EXTRACT
You are viewing a plain text version of this content. The canonical link for it is here.

Posted to user@avro.apache.org by Eelco Hillenius <ee...@gmail.com> on 2009/08/26 00:52:15 UTC

user experience

Hi,

I'd like to share some results I'm having with using Avro. Just fyi :-)

We are using Avro to log 'audit events'. Audit events are basically
simple Java objects with a few properties that describe the audit
event. An example is class SiteNodeDeletedEvent with properties
timeStamp, userId and siteNodeId. Most event classes have between 3 to
8 properties. What I like about doing audit logging like this rather
than just logging string messages, is that it forces us to use data
structures which will be easier to analyze later, and that it will be
much easier to go through our code to find what kind of audit events
we have (all events must extend the AuditEvent base class). We
basically just use Avro to serialize these objects to rolling log
files locally, which are put into HDFS by a daemon separately. We use
Avro's reflection API so that we don't have to deal with code
generation and keep our development model as simple as we can.

Currently we write only eight different events to a database, and this
so far has resulted in a bit over 12 million records. However, I hope
to ramp up what we log, so expect we will soon have trillions of
records. I'd much rather buy more disk space than having to worry
about scaling our database, and I think audit logging is kind of a
natural case for HDFS/ MR, but while I'm at it, why not just making
the logging itself efficient, which is where Avro comes into play.

I wrote a little framework for logging these events, and tested that
with our current records. In that test, I roll over each file after a
million records, so I end up with 13 files (last file only a quarter
million), totaling 121 MB unpacked/ 36 MB gzipped (that framework
typically gzips right after rolling over). So that's 10 MB unpacked/ 3
MB packed per million records. It writes those files, including
reading the records from a local MySQL database and instantiating the
event objects in 4.5 minutes on my MBP. Reading in and instantiating
those events from the log files again costs 1.3 minutes.

In my book, those are pretty good figures for my humble laptop! And
keep in mind that I am using the reflection API; using specific
records probably could eat quite a bit out of the processing time, at
least when it comes to writing. Anyway, I'm sure I won't have any
trouble selling Avro to my colleagues, and I just wanted to share my
experiences in case anyone would be interested. It'd be awesome to
read other's experiences as well. Now on to playing with MR and Pig
etc. :-)

Cheers,

Eelco

Re: user experience

Posted by Eelco Hillenius <ee...@gmail.com>.

> Decoding 3MB/sec seems rather slow to me (121MB log file instantiated to
> objects in ~40 secs).  For comparison, creating tuple objects from a Hadoop
> SequenceFile is ~5x faster.  Granted I'm comparing apples to oranges (my
> objects in SequenceFile to Eelco's test in Avro).

Maybe I got carried away a bit, but I was looking at 300,000 objects/
sec, all populated through reflection, and was pretty happy with that.

> This would depend on a lot on the objects themselves, the schema, and generic vs. specific, etc

Sure. It was late in the evening etc, and I just wanted to share that
Avro seems to work great for my purposes more than bringing any
serious analyses to the table.

Cheers,

Eelco

Re: user experience

Posted by Eelco Hillenius <ee...@gmail.com>.

EXERCISE
List the properties that the Avro mailing list thread gives for the SiteNodeDeletedEvent class.

EXTRACTED DATA
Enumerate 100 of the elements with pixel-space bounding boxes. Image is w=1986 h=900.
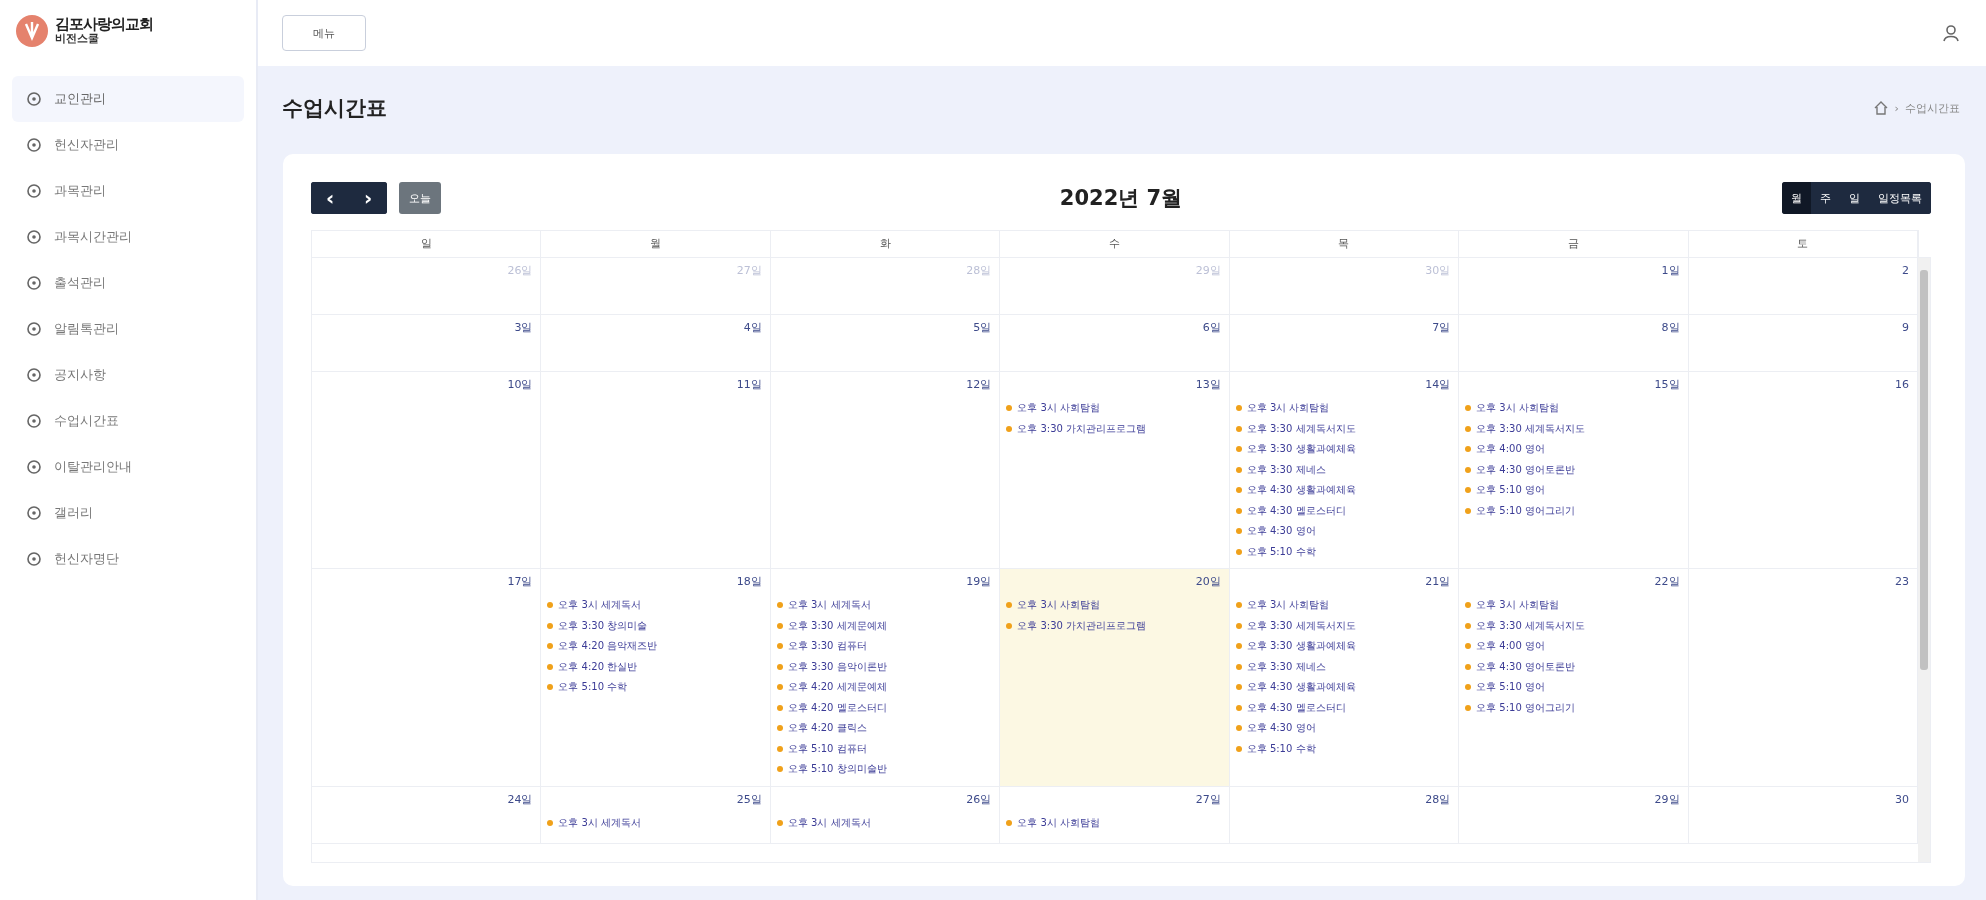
event-title[interactable]: 오후 3시 사회탐험 <box>1017 815 1100 830</box>
sidebar-item[interactable]: 출석관리 <box>12 260 244 306</box>
event-title[interactable]: 오후 4:20 클릭스 <box>787 721 867 736</box>
event-title[interactable]: 오후 4:20 세계문예체 <box>787 680 887 695</box>
day-number[interactable]: 9 <box>1694 319 1909 341</box>
day-number[interactable]: 11일 <box>547 376 762 398</box>
day-number[interactable]: 5일 <box>776 319 992 341</box>
event-title[interactable]: 오후 4:30 멜로스터디 <box>1246 700 1346 715</box>
event-title[interactable]: 오후 5:10 수학 <box>1246 741 1316 756</box>
event-title[interactable]: 오후 5:10 컴퓨터 <box>787 741 867 756</box>
day-number[interactable]: 16 <box>1694 376 1909 398</box>
brand-name: 김포사랑의교회 <box>55 17 153 34</box>
event-title[interactable]: 오후 3시 사회탐험 <box>1476 598 1559 613</box>
event-title[interactable]: 오후 4:30 생활과예체육 <box>1246 680 1356 695</box>
day-number[interactable]: 8일 <box>1465 319 1680 341</box>
event-title[interactable]: 오후 3:30 음악이론반 <box>787 659 887 674</box>
sidebar-item[interactable]: 이탈관리안내 <box>12 444 244 490</box>
event-title[interactable]: 오후 4:30 영어토론반 <box>1476 462 1575 477</box>
day-number[interactable]: 15일 <box>1465 376 1680 398</box>
day-number[interactable]: 2 <box>1694 262 1909 284</box>
event-title[interactable]: 오후 3시 사회탐험 <box>1017 401 1100 416</box>
event-title[interactable]: 오후 3시 세계독서 <box>787 598 871 613</box>
event-title[interactable]: 오후 4:20 음악재즈반 <box>558 639 658 654</box>
event-title[interactable]: 오후 3시 사회탐험 <box>1017 598 1100 613</box>
day-number[interactable]: 20일 <box>1006 573 1221 595</box>
event-title[interactable]: 오후 3:30 가치관리프로그램 <box>1017 421 1147 436</box>
sidebar-item[interactable]: 수업시간표 <box>12 398 244 444</box>
day-number[interactable]: 17일 <box>318 573 533 595</box>
sidebar-item[interactable]: 교인관리 <box>12 76 244 122</box>
event-dot <box>1235 466 1242 473</box>
event-title[interactable]: 오후 4:30 멜로스터디 <box>1246 503 1346 518</box>
event-title[interactable]: 오후 3시 사회탐험 <box>1246 401 1330 416</box>
event-title[interactable]: 오후 4:30 영어 <box>1246 524 1316 539</box>
day-number[interactable]: 21일 <box>1235 573 1451 595</box>
day-number[interactable]: 26일 <box>776 790 992 813</box>
day-number[interactable]: 29일 <box>1465 790 1680 813</box>
day-number[interactable]: 14일 <box>1235 376 1451 398</box>
day-number[interactable]: 30 <box>1694 790 1909 813</box>
breadcrumb-separator: › <box>1894 101 1899 115</box>
event-title[interactable]: 오후 5:10 영어 <box>1476 483 1545 498</box>
today-button[interactable]: 오늘 <box>399 182 441 214</box>
day-number[interactable]: 4일 <box>547 319 762 341</box>
event-title[interactable]: 오후 3:30 생활과예체육 <box>1246 639 1356 654</box>
day-number[interactable]: 6일 <box>1006 319 1221 341</box>
sidebar-item[interactable]: 헌신자관리 <box>12 122 244 168</box>
event-title[interactable]: 오후 3시 세계독서 <box>558 815 642 830</box>
menu-button[interactable]: 메뉴 <box>282 15 366 51</box>
day-number[interactable]: 24일 <box>318 790 533 813</box>
event-title[interactable]: 오후 3:30 세계독서지도 <box>1476 421 1585 436</box>
day-number[interactable]: 12일 <box>776 376 992 398</box>
sidebar-item[interactable]: 과목관리 <box>12 168 244 214</box>
event-title[interactable]: 오후 3시 세계독서 <box>558 598 642 613</box>
event-title[interactable]: 오후 3:30 컴퓨터 <box>787 639 867 654</box>
event-title[interactable]: 오후 4:00 영어 <box>1476 442 1545 457</box>
day-number[interactable]: 7일 <box>1235 319 1451 341</box>
day-number[interactable]: 23 <box>1694 573 1909 595</box>
day-number[interactable]: 25일 <box>547 790 762 813</box>
event-title[interactable]: 오후 5:10 영어그리기 <box>1476 503 1575 518</box>
sidebar-item[interactable]: 갤러리 <box>12 490 244 536</box>
event-title[interactable]: 오후 4:30 영어토론반 <box>1476 659 1575 674</box>
event-title[interactable]: 오후 5:10 영어그리기 <box>1476 700 1575 715</box>
day-number[interactable]: 22일 <box>1465 573 1680 595</box>
event-title[interactable]: 오후 3시 사회탐험 <box>1476 401 1559 416</box>
event-title[interactable]: 오후 3:30 세계문예체 <box>787 618 887 633</box>
event-title[interactable]: 오후 3:30 가치관리프로그램 <box>1017 618 1147 633</box>
event-title[interactable]: 오후 4:30 생활과예체육 <box>1246 483 1356 498</box>
event-title[interactable]: 오후 3:30 세계독서지도 <box>1246 421 1356 436</box>
event-title[interactable]: 오후 4:30 영어 <box>1246 721 1316 736</box>
sidebar-item[interactable]: 헌신자명단 <box>12 536 244 582</box>
event-title[interactable]: 오후 3:30 제네스 <box>1246 462 1326 477</box>
event-title[interactable]: 오후 3시 세계독서 <box>787 815 871 830</box>
event-title[interactable]: 오후 5:10 수학 <box>558 680 628 695</box>
event-title[interactable]: 오후 3:30 제네스 <box>1246 659 1326 674</box>
event-title[interactable]: 오후 3:30 창의미술 <box>558 618 648 633</box>
event-title[interactable]: 오후 4:20 멜로스터디 <box>787 700 887 715</box>
event-title[interactable]: 오후 5:10 영어 <box>1476 680 1545 695</box>
day-number[interactable]: 19일 <box>776 573 992 595</box>
event-title[interactable]: 오후 5:10 창의미술반 <box>787 762 887 777</box>
user-icon[interactable] <box>1942 24 1960 42</box>
event-title[interactable]: 오후 3:30 생활과예체육 <box>1246 442 1356 457</box>
day-number[interactable]: 27일 <box>1006 790 1221 813</box>
event-dot <box>1465 507 1472 514</box>
scrollbar[interactable] <box>1918 258 1930 862</box>
sidebar-item[interactable]: 알림톡관리 <box>12 306 244 352</box>
day-number[interactable]: 13일 <box>1006 376 1221 398</box>
day-number[interactable]: 28일 <box>1235 790 1451 813</box>
event-title[interactable]: 오후 3:30 세계독서지도 <box>1246 618 1356 633</box>
event-title[interactable]: 오후 3시 사회탐험 <box>1246 598 1330 613</box>
event-title[interactable]: 오후 5:10 수학 <box>1246 544 1316 559</box>
sidebar-item[interactable]: 공지사항 <box>12 352 244 398</box>
event-title[interactable]: 오후 3:30 세계독서지도 <box>1476 618 1585 633</box>
day-number[interactable]: 18일 <box>547 573 762 595</box>
home-icon[interactable] <box>1872 100 1889 116</box>
day-number[interactable]: 3일 <box>318 319 533 341</box>
event-title[interactable]: 오후 4:20 한실반 <box>558 659 638 674</box>
view-tab[interactable]: 월 <box>1782 182 1811 214</box>
sidebar-item[interactable]: 과목시간관리 <box>12 214 244 260</box>
day-number[interactable]: 1일 <box>1465 262 1680 284</box>
day-number[interactable]: 10일 <box>318 376 533 398</box>
event-title[interactable]: 오후 4:00 영어 <box>1476 639 1545 654</box>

ANSWER TO THIS TASK
timeStamp, userId, siteNodeId